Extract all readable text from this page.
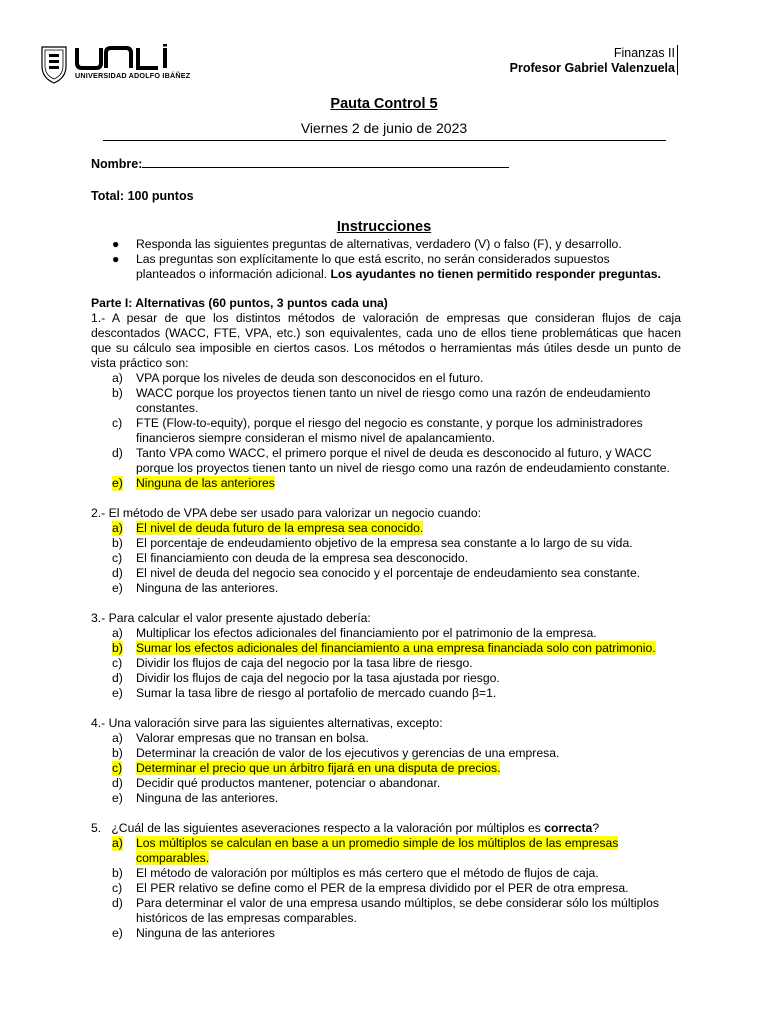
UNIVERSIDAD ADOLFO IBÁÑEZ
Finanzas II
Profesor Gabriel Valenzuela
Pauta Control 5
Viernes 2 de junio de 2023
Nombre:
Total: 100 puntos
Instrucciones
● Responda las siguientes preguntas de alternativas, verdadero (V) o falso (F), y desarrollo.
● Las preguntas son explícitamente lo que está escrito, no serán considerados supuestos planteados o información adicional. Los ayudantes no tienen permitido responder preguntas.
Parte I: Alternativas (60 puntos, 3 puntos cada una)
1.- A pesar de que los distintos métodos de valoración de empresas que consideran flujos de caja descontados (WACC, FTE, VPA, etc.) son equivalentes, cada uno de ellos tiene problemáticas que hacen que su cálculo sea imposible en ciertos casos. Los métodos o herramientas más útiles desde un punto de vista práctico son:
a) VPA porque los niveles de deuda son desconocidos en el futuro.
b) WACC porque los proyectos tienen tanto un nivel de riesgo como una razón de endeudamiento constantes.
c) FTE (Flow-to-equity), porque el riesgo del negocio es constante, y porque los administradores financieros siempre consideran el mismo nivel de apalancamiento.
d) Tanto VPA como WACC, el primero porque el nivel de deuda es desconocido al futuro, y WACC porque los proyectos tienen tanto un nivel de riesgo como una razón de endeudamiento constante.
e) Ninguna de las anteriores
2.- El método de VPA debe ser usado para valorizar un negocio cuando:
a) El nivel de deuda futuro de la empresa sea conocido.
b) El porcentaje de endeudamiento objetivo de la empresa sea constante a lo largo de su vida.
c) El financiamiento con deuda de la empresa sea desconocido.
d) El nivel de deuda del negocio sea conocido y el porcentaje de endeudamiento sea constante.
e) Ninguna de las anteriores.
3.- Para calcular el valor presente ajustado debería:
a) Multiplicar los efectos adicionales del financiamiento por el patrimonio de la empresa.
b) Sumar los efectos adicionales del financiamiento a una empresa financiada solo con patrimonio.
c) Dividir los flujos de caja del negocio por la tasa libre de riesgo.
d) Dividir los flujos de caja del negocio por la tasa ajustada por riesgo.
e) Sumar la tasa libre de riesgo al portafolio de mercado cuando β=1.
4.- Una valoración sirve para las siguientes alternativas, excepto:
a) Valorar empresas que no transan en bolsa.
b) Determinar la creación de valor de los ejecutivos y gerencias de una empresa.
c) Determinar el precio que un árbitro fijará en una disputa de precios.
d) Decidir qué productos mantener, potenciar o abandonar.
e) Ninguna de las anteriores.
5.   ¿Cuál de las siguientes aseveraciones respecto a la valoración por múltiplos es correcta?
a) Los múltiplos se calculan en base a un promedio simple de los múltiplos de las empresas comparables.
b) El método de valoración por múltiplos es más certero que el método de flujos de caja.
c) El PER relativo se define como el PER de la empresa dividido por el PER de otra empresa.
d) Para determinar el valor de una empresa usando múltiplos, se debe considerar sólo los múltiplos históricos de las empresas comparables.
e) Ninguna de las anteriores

────────────────

### STATED PROBLEM
Print each entry shown above with exact wording and no pictures.

### EXERCISE OUTPUT
Extract all readable text from this page.
UNIVERSIDAD ADOLFO IBÁÑEZ
Finanzas II
Profesor Gabriel Valenzuela
Pauta Control 5
Viernes 2 de junio de 2023
Nombre:
Total: 100 puntos
Instrucciones
● Responda las siguientes preguntas de alternativas, verdadero (V) o falso (F), y desarrollo.
● Las preguntas son explícitamente lo que está escrito, no serán considerados supuestos planteados o información adicional. Los ayudantes no tienen permitido responder preguntas.
Parte I: Alternativas (60 puntos, 3 puntos cada una)
1.- A pesar de que los distintos métodos de valoración de empresas que consideran flujos de caja descontados (WACC, FTE, VPA, etc.) son equivalentes, cada uno de ellos tiene problemáticas que hacen que su cálculo sea imposible en ciertos casos. Los métodos o herramientas más útiles desde un punto de vista práctico son:
a) VPA porque los niveles de deuda son desconocidos en el futuro.
b) WACC porque los proyectos tienen tanto un nivel de riesgo como una razón de endeudamiento constantes.
c) FTE (Flow-to-equity), porque el riesgo del negocio es constante, y porque los administradores financieros siempre consideran el mismo nivel de apalancamiento.
d) Tanto VPA como WACC, el primero porque el nivel de deuda es desconocido al futuro, y WACC porque los proyectos tienen tanto un nivel de riesgo como una razón de endeudamiento constante.
e) Ninguna de las anteriores
2.- El método de VPA debe ser usado para valorizar un negocio cuando:
a) El nivel de deuda futuro de la empresa sea conocido.
b) El porcentaje de endeudamiento objetivo de la empresa sea constante a lo largo de su vida.
c) El financiamiento con deuda de la empresa sea desconocido.
d) El nivel de deuda del negocio sea conocido y el porcentaje de endeudamiento sea constante.
e) Ninguna de las anteriores.
3.- Para calcular el valor presente ajustado debería:
a) Multiplicar los efectos adicionales del financiamiento por el patrimonio de la empresa.
b) Sumar los efectos adicionales del financiamiento a una empresa financiada solo con patrimonio.
c) Dividir los flujos de caja del negocio por la tasa libre de riesgo.
d) Dividir los flujos de caja del negocio por la tasa ajustada por riesgo.
e) Sumar la tasa libre de riesgo al portafolio de mercado cuando β=1.
4.- Una valoración sirve para las siguientes alternativas, excepto:
a) Valorar empresas que no transan en bolsa.
b) Determinar la creación de valor de los ejecutivos y gerencias de una empresa.
c) Determinar el precio que un árbitro fijará en una disputa de precios.
d) Decidir qué productos mantener, potenciar o abandonar.
e) Ninguna de las anteriores.
5.   ¿Cuál de las siguientes aseveraciones respecto a la valoración por múltiplos es correcta?
a) Los múltiplos se calculan en base a un promedio simple de los múltiplos de las empresas comparables.
b) El método de valoración por múltiplos es más certero que el método de flujos de caja.
c) El PER relativo se define como el PER de la empresa dividido por el PER de otra empresa.
d) Para determinar el valor de una empresa usando múltiplos, se debe considerar sólo los múltiplos históricos de las empresas comparables.
e) Ninguna de las anteriores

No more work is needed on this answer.